▶ [Description of the task]
Find every line with "building" in it, then report how many there are and nothing more.

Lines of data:
»»

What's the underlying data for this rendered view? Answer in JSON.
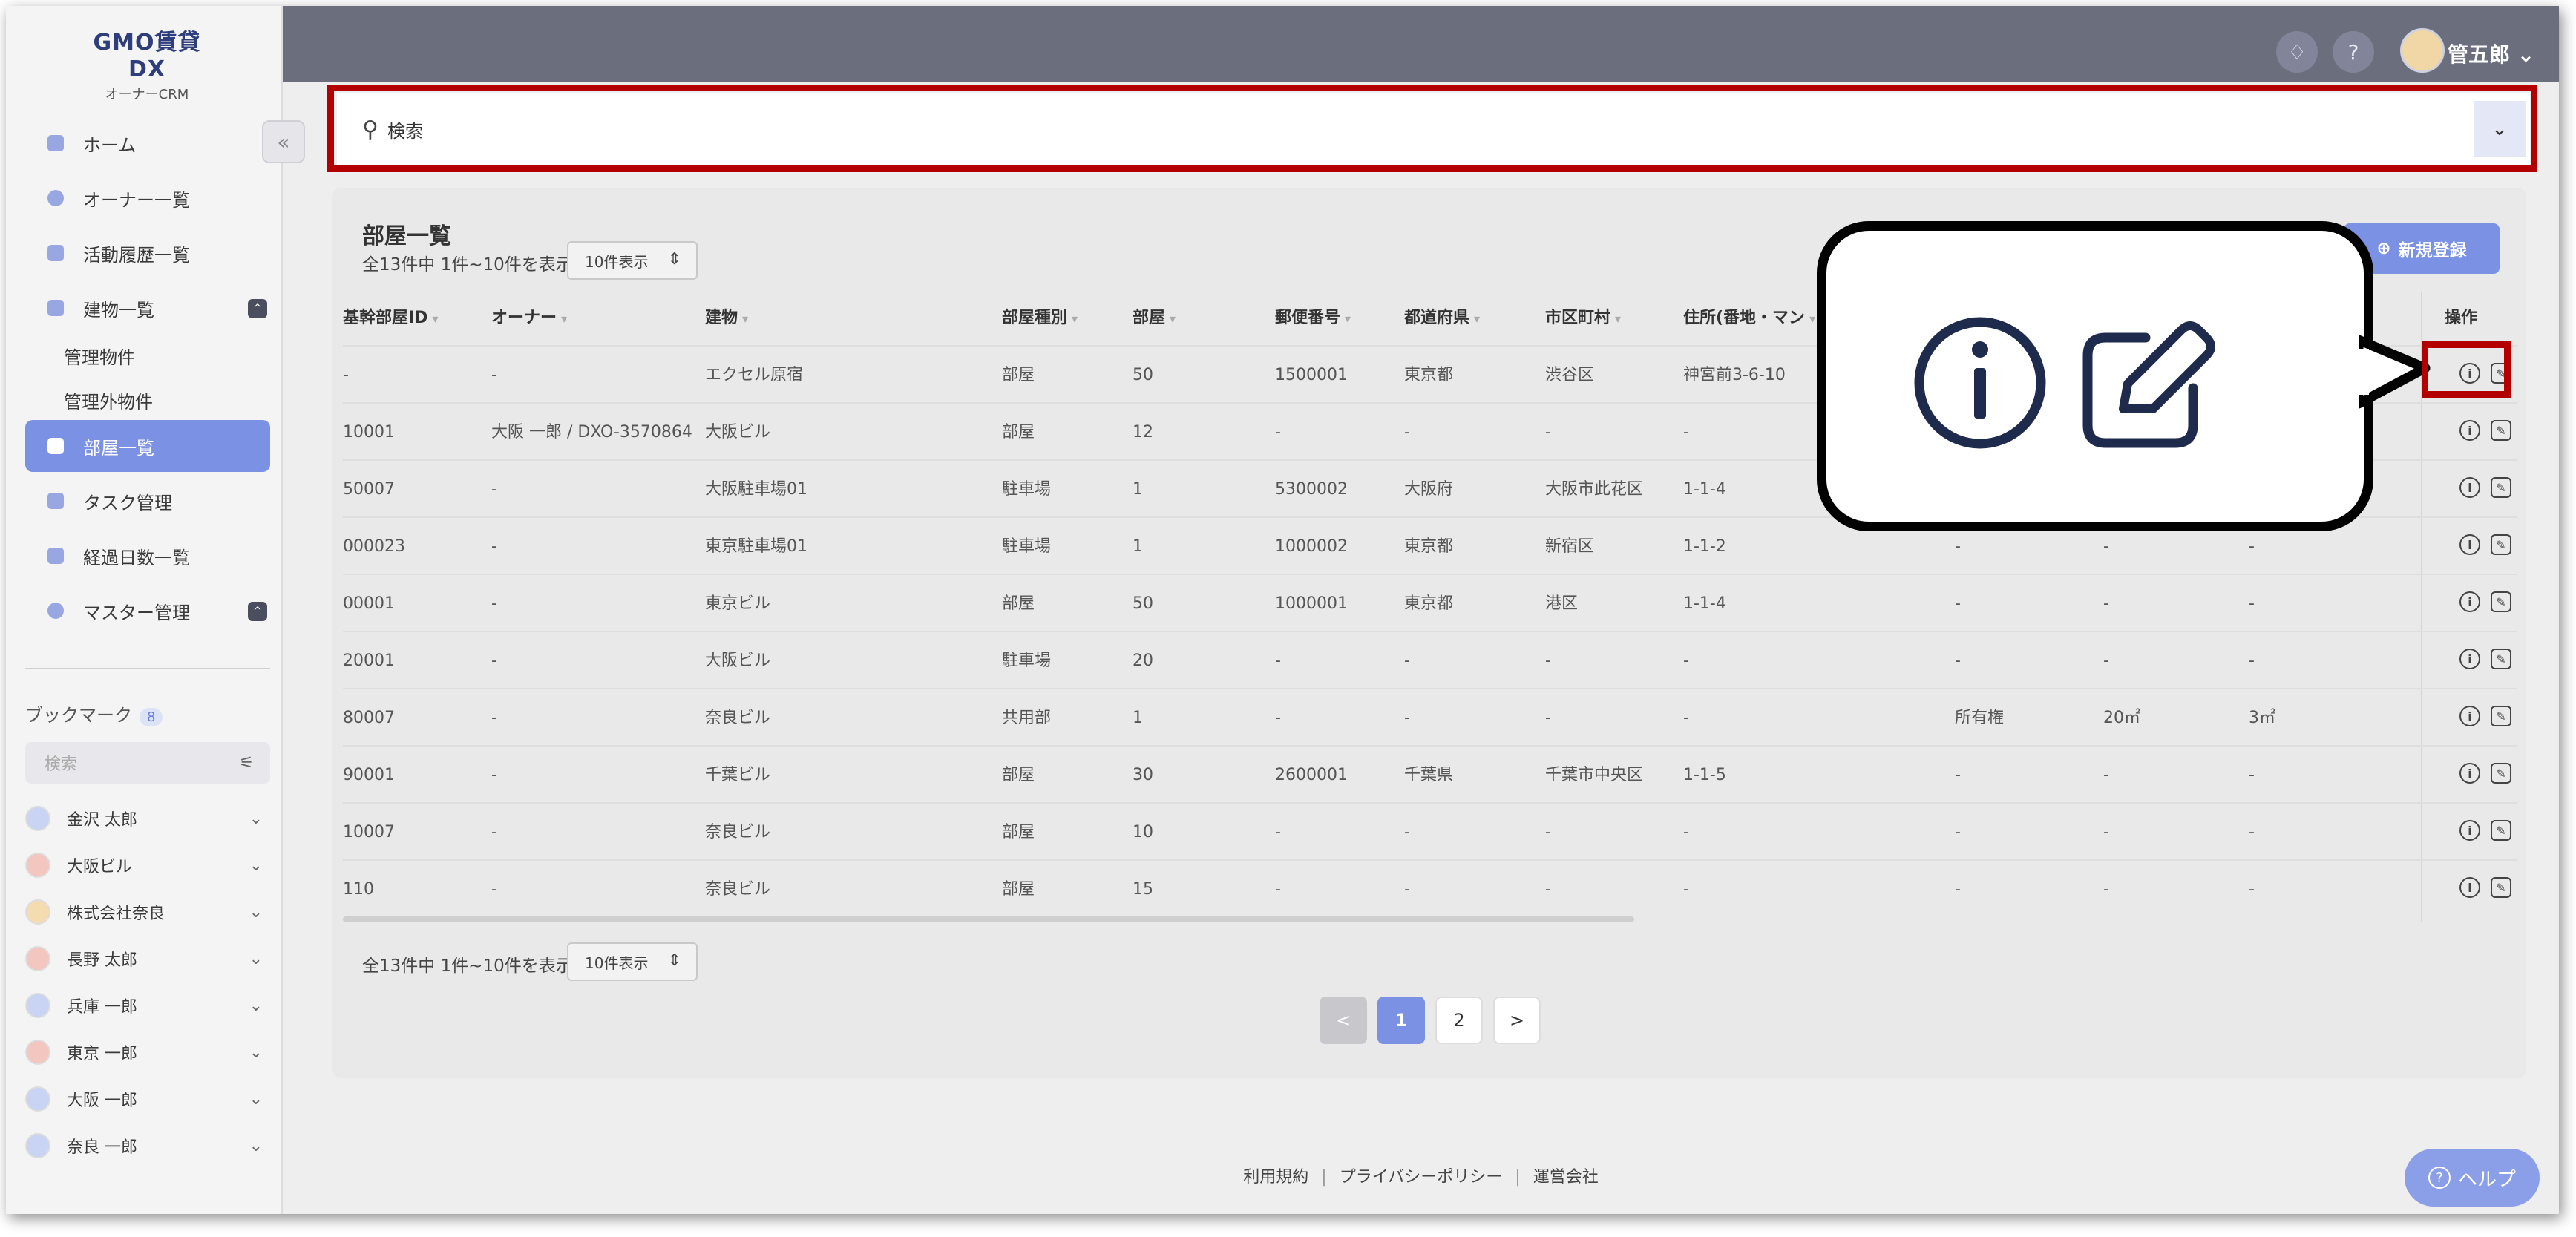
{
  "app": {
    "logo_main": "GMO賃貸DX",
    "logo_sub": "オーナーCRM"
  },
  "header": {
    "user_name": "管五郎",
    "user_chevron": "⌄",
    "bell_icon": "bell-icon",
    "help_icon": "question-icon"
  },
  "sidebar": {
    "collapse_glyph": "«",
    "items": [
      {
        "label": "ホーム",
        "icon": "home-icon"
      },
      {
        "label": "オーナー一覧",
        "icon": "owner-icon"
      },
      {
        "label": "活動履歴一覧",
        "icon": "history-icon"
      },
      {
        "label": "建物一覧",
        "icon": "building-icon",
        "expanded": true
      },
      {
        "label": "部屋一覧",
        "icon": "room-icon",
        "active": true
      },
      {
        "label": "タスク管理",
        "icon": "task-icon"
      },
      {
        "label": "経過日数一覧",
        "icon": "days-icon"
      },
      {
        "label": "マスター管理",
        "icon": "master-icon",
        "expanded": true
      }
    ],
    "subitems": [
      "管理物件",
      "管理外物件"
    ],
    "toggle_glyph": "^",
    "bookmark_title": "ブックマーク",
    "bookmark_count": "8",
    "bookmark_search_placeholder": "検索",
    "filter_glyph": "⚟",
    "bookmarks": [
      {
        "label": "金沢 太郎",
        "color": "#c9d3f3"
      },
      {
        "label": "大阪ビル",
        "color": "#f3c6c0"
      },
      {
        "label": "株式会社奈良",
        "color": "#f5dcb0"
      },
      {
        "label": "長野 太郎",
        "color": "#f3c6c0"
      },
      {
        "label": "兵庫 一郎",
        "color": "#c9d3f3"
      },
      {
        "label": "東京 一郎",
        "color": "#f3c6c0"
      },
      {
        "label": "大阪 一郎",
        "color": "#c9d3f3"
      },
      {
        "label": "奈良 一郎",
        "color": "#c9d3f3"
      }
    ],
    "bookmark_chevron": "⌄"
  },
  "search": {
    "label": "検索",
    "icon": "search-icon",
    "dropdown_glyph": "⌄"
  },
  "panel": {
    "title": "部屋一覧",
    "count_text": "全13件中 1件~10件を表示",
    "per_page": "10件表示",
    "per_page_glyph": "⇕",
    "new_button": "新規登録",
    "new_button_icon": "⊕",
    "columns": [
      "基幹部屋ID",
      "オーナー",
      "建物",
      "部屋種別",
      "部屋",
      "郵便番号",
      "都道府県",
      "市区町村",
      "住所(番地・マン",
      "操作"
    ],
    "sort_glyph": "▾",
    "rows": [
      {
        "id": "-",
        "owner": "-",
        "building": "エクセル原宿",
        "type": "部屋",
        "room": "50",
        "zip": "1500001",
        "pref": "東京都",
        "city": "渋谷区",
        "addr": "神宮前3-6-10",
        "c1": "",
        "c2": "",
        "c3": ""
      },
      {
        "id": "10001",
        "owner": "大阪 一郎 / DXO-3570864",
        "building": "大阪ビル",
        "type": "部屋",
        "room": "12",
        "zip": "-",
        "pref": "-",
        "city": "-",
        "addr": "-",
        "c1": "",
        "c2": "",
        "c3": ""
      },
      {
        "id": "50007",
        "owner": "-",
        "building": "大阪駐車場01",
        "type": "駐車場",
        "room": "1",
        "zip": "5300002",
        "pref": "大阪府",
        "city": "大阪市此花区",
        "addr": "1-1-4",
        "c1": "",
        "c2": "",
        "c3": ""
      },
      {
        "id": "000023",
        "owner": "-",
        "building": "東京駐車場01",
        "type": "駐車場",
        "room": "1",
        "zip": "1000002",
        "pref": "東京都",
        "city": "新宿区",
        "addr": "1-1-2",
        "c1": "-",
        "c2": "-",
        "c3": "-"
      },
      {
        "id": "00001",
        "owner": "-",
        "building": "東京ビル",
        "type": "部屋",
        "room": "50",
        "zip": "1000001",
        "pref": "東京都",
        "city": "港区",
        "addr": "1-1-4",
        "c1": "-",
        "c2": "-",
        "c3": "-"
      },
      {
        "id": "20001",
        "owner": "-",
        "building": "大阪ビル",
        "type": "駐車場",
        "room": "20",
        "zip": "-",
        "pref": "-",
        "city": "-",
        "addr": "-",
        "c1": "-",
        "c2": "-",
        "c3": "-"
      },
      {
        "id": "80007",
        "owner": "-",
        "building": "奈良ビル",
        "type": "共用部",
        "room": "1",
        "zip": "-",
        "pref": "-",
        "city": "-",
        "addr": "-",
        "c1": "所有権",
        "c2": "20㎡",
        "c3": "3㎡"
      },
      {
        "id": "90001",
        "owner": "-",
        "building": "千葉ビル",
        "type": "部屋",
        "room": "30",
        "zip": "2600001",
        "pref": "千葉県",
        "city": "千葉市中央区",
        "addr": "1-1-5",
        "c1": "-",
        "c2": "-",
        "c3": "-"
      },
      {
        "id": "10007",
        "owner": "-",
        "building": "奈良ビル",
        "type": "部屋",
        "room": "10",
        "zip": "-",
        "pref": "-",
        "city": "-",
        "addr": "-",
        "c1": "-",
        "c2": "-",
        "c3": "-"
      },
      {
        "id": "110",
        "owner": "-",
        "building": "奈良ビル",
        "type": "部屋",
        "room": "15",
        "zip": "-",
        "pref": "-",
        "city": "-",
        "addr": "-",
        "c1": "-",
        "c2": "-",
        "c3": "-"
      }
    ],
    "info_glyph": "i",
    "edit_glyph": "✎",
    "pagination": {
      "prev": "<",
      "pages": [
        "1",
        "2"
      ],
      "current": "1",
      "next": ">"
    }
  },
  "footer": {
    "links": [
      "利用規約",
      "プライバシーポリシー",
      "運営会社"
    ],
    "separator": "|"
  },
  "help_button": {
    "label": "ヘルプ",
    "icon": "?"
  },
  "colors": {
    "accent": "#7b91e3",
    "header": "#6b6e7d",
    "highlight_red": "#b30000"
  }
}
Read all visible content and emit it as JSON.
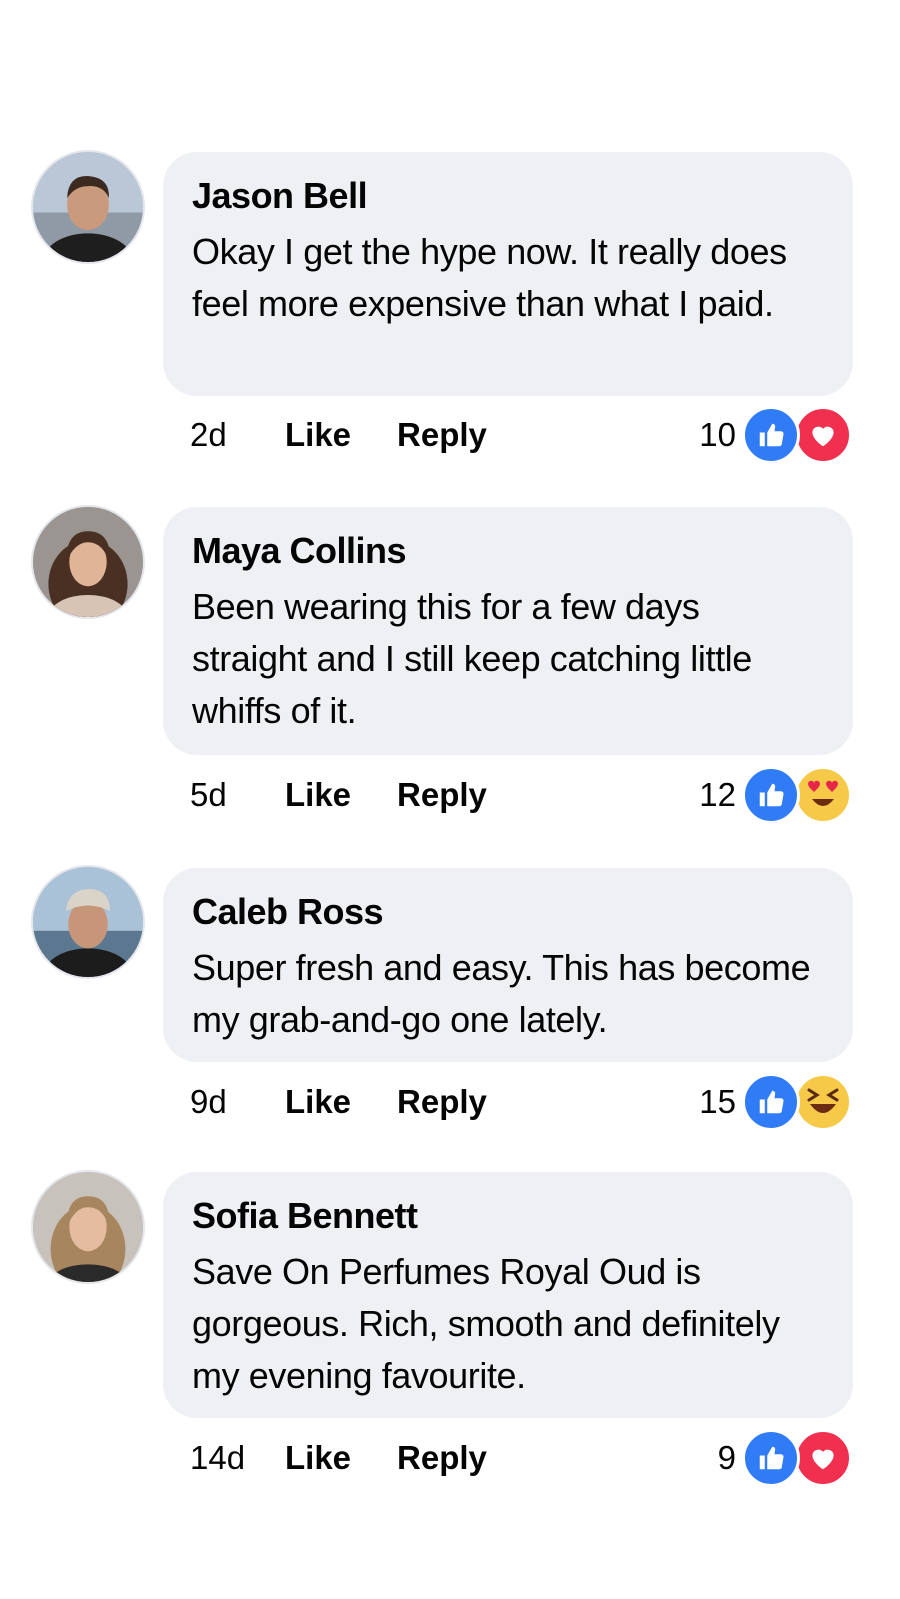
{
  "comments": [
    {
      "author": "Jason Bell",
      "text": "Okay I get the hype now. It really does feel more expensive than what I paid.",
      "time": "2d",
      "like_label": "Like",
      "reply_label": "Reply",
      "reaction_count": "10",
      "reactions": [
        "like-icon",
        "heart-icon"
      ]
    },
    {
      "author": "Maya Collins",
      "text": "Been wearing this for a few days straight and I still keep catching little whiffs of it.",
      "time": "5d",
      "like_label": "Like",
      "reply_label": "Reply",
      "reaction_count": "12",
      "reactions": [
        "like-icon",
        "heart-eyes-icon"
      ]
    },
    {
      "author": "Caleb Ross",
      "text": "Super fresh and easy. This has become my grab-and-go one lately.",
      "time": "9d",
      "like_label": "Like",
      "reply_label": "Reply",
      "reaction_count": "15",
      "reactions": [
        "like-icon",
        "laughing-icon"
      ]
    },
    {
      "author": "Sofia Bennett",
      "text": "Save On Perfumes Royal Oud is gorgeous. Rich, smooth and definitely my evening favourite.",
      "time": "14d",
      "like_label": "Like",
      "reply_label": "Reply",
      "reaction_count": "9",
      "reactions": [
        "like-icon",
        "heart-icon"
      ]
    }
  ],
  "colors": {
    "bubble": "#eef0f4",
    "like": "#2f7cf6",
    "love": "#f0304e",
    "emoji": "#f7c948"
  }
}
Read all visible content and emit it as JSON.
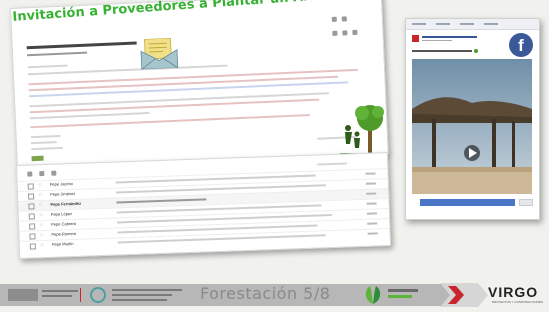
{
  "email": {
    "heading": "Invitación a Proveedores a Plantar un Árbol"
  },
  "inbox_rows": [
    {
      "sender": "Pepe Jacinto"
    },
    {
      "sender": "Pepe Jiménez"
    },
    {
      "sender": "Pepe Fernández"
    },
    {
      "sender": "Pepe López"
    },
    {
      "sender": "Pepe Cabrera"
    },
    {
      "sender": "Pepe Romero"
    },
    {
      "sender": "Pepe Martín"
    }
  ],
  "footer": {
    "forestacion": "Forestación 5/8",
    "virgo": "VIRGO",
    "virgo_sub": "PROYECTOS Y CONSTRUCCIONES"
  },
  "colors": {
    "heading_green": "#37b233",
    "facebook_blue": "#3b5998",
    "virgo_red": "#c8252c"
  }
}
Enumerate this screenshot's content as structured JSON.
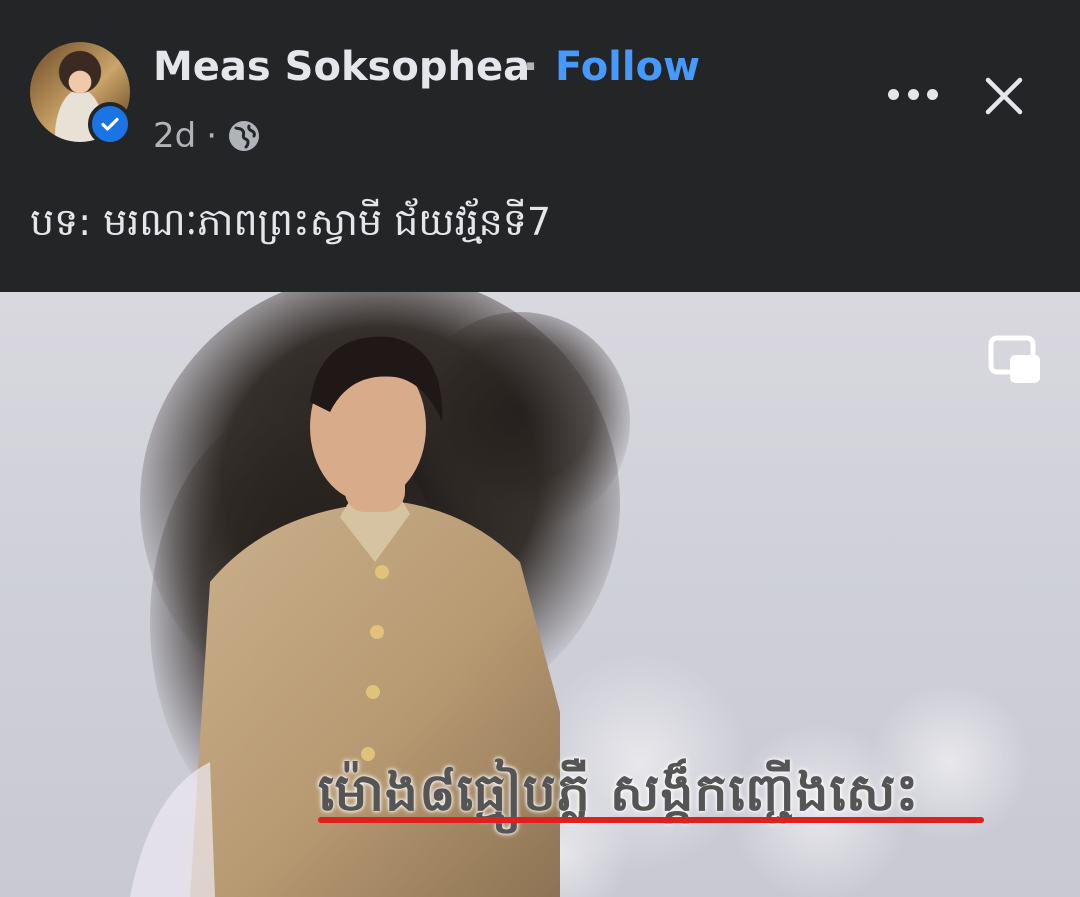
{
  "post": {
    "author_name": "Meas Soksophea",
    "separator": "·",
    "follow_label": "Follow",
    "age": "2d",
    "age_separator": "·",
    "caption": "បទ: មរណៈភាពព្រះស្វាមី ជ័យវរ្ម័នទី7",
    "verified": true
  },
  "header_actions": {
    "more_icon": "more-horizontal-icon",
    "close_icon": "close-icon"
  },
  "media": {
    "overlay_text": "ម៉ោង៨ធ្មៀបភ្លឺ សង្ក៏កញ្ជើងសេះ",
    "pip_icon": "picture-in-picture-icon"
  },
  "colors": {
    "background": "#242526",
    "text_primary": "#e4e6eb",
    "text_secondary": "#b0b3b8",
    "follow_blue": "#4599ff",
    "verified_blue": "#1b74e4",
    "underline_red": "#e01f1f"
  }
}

««

▶ [Response]
11